**Apply what you read**
(a) From the restaurant planning text, list the headings of the considerations given for building takeout into a business model.
(b) Answer these about the restaurant planning text:
(i) Besides "meal kit" plans, what did some resilient operators use their brick-'n-mortars as during the pandemic?
(ii) What happens to gift cards when their issuers go out of business?
(iii) What kind of pickup does the text ask whether you have protocols for?

**Study text**
If you want your restaurant to succeed in uncertain times, build some form of takeout into its business model from the very beginning. Some considerations to take into account:

  • Menu design: Will your existing menu/cuisine work in to-go containers? What would a pared-down, delivery-only menu look like for your restaurant?

  • Pre-orders: Can you batch orders in the morning for pick-up in the evening? How will that change your chef’s ordering habits for daily deliveries? Who needs to be BOH for batch prep?

  • Transactions: Do you want use a 3rd-party delivery service’s platform to facilitate transactions? Are you going to hire someone to develop an in-house option? Phone only?

  • Staff training: Beyond the basics of order fulfillment, how will your FOH run pick-ups safely and securely? Do you have protocols for contactless pickup?

  • Delivery: 3rd-party or in-house? All services or just a few? More limited menu than takeout?

Meal kits & markets

Some of the most resilient restaurant operators in the pandemic survived in part by creating impromptu “meal kit” plans or using their brick-’n-mortars as makeshift grocery markets. In future cases when food access is strained and/or would-be customers are staying indoors, these are both good tools to have in your arsenal to create temporary cashflow.

Other benefits include:

  • Temp jobs for displaced FOH/BOH employees in a crisis

  • Community-building and neighborhood support during a crisis

  • Viable secondary revenue streams in non-crises

  • Training positions for junior staffers in non-crises

Don’t miss out on restaurant merch

Most restaurant operators understand the value of a gift-card program, and online sales of same gave many operators crucial money to get through the pandemic. But for every restaurant that survived, dozens failed. Knowing that might happen, many sympathetic but cash-strapped customers opted to buy merchandise instead. After all, gift-cards become worthless when their issuers go out of business, but a hoodie or baseball hat survives.

If you don’t have merch, you’re missing passive revenue opportunities during non-crises, and putting yourself in the hole for the future. (Getting t-shirts designed, printed, photographed, etc. during a disaster is a tough ask.)

Focus on products that allow you to charge a premium, maximize your margin, and fit into your brand and your customers’ lives:

  • Softgoods like hoodies and t-shirts

  • Hats—baseball, trucker, and otherwise

  • Posters and prints

  • Glassware

Pro-tip: Check out our guide for getting an online restaurant merch game up to speed.

**The data**
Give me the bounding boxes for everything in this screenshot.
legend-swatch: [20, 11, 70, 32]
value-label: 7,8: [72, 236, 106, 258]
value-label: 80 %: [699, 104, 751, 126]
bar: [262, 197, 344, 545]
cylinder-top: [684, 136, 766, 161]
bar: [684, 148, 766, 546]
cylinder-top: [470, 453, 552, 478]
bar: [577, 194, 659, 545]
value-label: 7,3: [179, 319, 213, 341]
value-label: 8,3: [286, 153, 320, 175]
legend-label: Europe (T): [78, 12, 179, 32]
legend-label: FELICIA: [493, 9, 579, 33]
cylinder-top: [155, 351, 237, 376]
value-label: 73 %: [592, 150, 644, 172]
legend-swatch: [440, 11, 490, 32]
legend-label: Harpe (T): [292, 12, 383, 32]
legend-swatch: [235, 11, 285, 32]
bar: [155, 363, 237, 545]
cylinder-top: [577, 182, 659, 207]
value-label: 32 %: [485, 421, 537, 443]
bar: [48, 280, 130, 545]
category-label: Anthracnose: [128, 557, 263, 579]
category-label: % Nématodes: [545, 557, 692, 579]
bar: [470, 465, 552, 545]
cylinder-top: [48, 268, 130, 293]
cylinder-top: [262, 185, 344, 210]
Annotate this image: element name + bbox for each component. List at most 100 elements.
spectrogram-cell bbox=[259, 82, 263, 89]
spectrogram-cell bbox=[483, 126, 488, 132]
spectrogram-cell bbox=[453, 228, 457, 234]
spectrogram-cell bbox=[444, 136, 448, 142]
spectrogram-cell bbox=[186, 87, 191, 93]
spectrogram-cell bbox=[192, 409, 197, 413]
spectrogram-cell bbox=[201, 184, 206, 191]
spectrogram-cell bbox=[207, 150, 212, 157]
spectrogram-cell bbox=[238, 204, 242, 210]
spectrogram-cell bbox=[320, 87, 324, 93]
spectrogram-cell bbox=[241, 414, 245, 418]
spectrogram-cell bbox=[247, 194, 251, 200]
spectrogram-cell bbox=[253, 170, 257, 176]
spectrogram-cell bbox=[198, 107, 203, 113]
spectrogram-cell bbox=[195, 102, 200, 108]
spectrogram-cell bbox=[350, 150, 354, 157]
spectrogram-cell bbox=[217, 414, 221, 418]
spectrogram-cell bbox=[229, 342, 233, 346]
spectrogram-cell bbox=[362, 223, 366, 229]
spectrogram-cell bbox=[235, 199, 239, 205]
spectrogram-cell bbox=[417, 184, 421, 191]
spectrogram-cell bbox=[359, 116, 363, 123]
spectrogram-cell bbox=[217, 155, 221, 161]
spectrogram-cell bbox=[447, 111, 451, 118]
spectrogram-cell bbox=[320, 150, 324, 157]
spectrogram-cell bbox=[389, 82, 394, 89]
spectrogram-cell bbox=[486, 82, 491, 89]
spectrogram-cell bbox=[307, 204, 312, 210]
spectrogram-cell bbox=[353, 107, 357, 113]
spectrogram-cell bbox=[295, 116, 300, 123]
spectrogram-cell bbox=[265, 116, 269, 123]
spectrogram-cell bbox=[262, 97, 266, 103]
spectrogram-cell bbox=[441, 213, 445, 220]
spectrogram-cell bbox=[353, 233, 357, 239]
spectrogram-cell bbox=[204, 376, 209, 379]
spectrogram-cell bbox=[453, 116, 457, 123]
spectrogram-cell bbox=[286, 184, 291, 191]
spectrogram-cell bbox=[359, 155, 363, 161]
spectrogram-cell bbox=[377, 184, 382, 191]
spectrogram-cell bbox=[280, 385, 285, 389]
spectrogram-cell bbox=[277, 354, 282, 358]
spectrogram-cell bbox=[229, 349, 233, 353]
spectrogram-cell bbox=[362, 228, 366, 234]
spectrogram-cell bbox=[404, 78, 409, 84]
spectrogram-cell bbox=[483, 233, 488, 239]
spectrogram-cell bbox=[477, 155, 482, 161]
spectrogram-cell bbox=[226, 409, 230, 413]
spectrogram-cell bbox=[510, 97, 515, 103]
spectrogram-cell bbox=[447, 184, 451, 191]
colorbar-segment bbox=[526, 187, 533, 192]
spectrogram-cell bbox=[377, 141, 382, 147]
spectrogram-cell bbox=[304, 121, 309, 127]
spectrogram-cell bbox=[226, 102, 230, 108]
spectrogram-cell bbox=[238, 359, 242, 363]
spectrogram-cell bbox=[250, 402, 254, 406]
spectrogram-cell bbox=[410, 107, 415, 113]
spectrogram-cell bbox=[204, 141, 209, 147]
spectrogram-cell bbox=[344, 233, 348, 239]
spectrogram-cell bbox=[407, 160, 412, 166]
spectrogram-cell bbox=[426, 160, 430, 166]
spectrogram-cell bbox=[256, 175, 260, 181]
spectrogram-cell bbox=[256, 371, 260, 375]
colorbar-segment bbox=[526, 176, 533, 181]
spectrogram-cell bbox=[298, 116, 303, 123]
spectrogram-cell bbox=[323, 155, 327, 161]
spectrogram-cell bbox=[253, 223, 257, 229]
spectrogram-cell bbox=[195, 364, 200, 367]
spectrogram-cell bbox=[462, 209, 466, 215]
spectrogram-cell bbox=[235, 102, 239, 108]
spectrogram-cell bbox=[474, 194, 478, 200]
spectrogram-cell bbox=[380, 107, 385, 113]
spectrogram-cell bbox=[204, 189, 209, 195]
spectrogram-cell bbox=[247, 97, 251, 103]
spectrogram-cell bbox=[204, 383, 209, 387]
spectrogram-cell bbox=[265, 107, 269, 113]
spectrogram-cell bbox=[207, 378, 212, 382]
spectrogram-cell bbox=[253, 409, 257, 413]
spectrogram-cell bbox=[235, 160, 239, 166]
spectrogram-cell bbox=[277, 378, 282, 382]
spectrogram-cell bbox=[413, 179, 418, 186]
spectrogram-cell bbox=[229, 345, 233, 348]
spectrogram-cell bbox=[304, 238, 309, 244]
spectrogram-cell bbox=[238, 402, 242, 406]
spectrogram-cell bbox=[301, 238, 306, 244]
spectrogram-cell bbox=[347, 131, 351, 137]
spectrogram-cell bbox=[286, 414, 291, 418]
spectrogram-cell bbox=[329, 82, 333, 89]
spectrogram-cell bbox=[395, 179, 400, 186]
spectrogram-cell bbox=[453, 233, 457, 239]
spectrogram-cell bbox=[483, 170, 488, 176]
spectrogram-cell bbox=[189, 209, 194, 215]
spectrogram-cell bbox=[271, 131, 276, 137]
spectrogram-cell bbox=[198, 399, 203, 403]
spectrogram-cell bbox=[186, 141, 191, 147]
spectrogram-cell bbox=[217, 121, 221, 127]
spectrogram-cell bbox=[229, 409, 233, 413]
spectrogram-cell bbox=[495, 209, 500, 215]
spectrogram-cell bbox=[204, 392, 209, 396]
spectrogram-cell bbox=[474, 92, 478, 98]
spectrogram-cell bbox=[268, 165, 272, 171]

**Your responses**
(a)
Menu design
Pre-orders
Transactions
Staff training
Delivery

(b)
(i) Makeshift grocery markets
(ii) They become worthless.
(iii) Contactless pickup